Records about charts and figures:
>>>>

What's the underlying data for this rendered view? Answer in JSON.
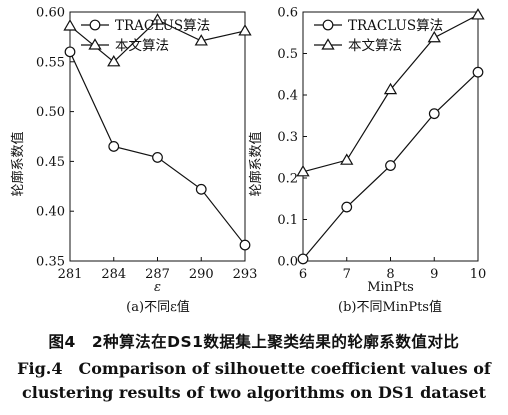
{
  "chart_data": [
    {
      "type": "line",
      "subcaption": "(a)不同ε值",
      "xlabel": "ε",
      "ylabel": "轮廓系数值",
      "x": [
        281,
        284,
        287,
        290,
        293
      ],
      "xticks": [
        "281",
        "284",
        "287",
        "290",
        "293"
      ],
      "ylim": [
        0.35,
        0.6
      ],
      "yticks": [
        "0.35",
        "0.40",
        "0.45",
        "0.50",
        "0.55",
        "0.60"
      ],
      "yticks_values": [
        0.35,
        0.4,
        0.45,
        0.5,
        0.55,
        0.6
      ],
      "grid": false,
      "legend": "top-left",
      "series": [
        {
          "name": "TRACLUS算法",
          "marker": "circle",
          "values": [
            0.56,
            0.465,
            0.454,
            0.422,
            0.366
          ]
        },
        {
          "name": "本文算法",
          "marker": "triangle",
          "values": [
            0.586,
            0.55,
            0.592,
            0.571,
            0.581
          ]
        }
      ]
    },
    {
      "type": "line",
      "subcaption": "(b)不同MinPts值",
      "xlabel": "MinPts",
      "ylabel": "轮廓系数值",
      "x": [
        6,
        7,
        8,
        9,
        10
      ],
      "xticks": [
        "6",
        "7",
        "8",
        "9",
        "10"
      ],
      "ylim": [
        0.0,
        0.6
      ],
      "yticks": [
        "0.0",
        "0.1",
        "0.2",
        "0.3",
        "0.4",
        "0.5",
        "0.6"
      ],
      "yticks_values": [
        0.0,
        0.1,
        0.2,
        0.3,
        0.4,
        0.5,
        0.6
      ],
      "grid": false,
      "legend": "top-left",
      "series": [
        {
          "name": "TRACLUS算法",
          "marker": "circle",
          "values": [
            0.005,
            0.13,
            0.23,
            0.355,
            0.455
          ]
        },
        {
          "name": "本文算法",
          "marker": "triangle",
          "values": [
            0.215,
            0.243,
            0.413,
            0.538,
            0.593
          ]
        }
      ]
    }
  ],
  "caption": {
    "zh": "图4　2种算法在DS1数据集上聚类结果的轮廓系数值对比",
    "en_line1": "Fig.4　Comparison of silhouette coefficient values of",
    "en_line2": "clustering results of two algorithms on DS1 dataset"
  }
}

<<<<

> [PROBLEM TO WORK ON]: Print every entry above again without changing a word, and omit the pictures.

> [RESULT OF THIS TASK]:
What's the underlying data for this rendered view? Answer in JSON.
{
  "chart_data": [
    {
      "type": "line",
      "subcaption": "(a)不同ε值",
      "xlabel": "ε",
      "ylabel": "轮廓系数值",
      "x": [
        281,
        284,
        287,
        290,
        293
      ],
      "xticks": [
        "281",
        "284",
        "287",
        "290",
        "293"
      ],
      "ylim": [
        0.35,
        0.6
      ],
      "yticks": [
        "0.35",
        "0.40",
        "0.45",
        "0.50",
        "0.55",
        "0.60"
      ],
      "yticks_values": [
        0.35,
        0.4,
        0.45,
        0.5,
        0.55,
        0.6
      ],
      "grid": false,
      "legend": "top-left",
      "series": [
        {
          "name": "TRACLUS算法",
          "marker": "circle",
          "values": [
            0.56,
            0.465,
            0.454,
            0.422,
            0.366
          ]
        },
        {
          "name": "本文算法",
          "marker": "triangle",
          "values": [
            0.586,
            0.55,
            0.592,
            0.571,
            0.581
          ]
        }
      ]
    },
    {
      "type": "line",
      "subcaption": "(b)不同MinPts值",
      "xlabel": "MinPts",
      "ylabel": "轮廓系数值",
      "x": [
        6,
        7,
        8,
        9,
        10
      ],
      "xticks": [
        "6",
        "7",
        "8",
        "9",
        "10"
      ],
      "ylim": [
        0.0,
        0.6
      ],
      "yticks": [
        "0.0",
        "0.1",
        "0.2",
        "0.3",
        "0.4",
        "0.5",
        "0.6"
      ],
      "yticks_values": [
        0.0,
        0.1,
        0.2,
        0.3,
        0.4,
        0.5,
        0.6
      ],
      "grid": false,
      "legend": "top-left",
      "series": [
        {
          "name": "TRACLUS算法",
          "marker": "circle",
          "values": [
            0.005,
            0.13,
            0.23,
            0.355,
            0.455
          ]
        },
        {
          "name": "本文算法",
          "marker": "triangle",
          "values": [
            0.215,
            0.243,
            0.413,
            0.538,
            0.593
          ]
        }
      ]
    }
  ],
  "caption": {
    "zh": "图4　2种算法在DS1数据集上聚类结果的轮廓系数值对比",
    "en_line1": "Fig.4　Comparison of silhouette coefficient values of",
    "en_line2": "clustering results of two algorithms on DS1 dataset"
  }
}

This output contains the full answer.